- _Your objective_
Locate every line in the records below that holds the word "this" and return each one.

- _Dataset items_
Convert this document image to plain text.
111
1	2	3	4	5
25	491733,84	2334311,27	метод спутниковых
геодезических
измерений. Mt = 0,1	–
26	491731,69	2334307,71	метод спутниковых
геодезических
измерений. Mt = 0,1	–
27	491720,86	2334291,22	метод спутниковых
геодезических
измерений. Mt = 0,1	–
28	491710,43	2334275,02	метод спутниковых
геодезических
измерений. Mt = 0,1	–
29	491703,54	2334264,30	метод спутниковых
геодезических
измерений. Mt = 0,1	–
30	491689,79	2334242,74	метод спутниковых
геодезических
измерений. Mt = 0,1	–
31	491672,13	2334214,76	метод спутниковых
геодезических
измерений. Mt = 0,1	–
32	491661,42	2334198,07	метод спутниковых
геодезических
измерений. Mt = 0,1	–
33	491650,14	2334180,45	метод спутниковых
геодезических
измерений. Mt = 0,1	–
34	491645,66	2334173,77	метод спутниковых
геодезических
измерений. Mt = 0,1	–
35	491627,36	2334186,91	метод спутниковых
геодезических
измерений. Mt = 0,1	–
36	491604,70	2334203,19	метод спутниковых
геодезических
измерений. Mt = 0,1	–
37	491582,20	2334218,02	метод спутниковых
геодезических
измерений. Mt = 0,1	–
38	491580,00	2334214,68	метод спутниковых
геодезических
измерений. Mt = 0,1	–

--

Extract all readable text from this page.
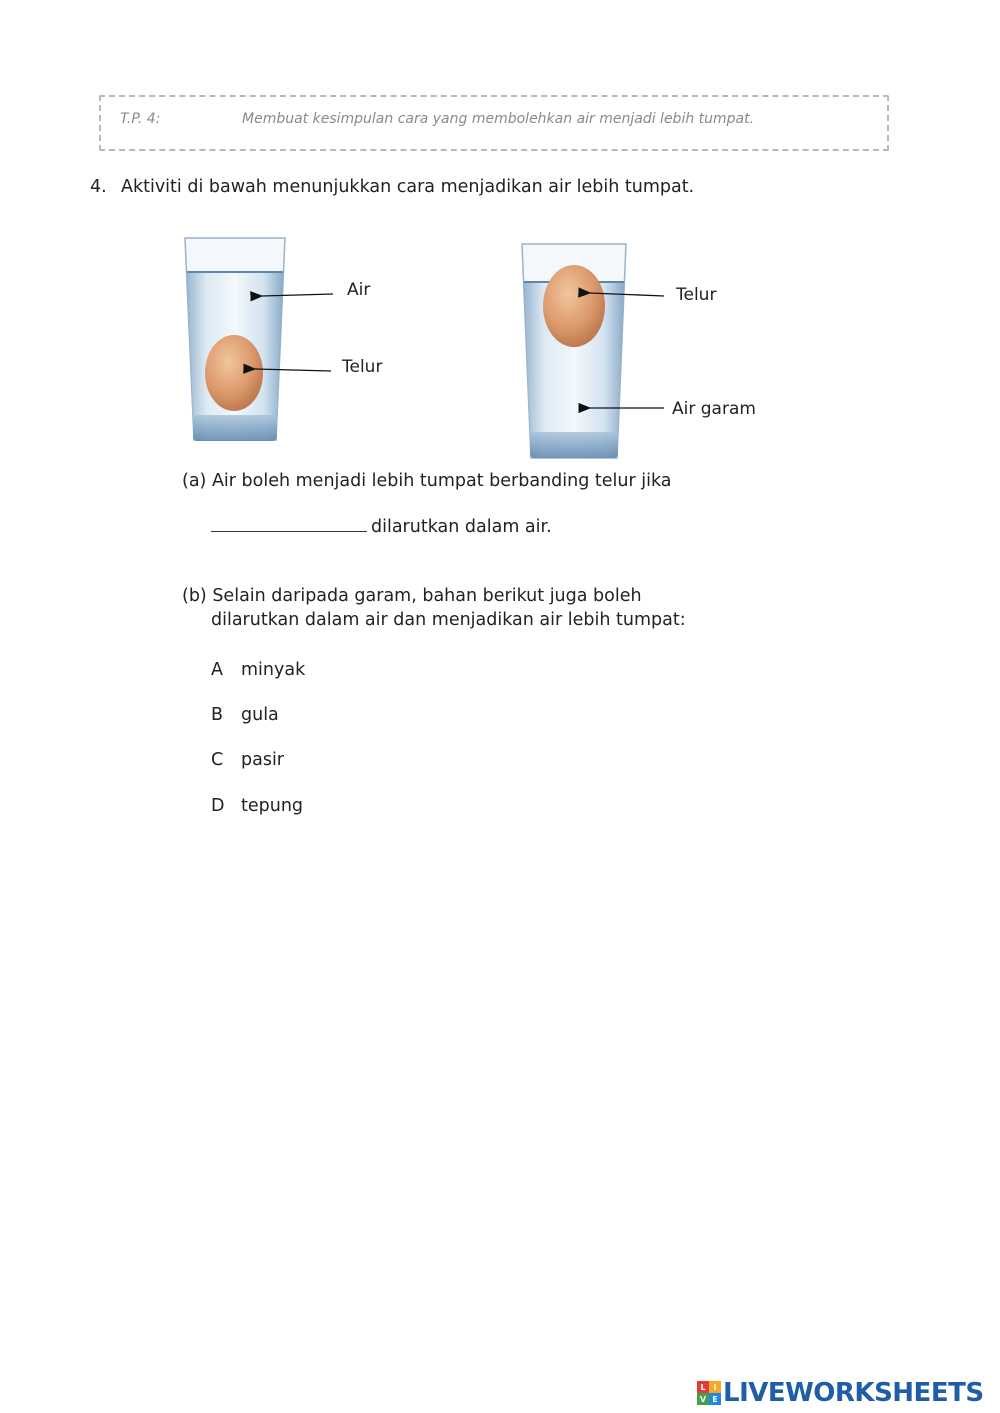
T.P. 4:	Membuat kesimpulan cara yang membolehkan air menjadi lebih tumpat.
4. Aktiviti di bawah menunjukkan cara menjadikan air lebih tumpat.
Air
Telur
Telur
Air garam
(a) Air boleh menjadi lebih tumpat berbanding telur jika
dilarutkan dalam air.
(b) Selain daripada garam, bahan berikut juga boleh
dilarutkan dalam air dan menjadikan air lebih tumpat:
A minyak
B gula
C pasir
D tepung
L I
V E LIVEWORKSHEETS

- _Solution_
Convert this document image to plain text.
Extract all readable text from this page.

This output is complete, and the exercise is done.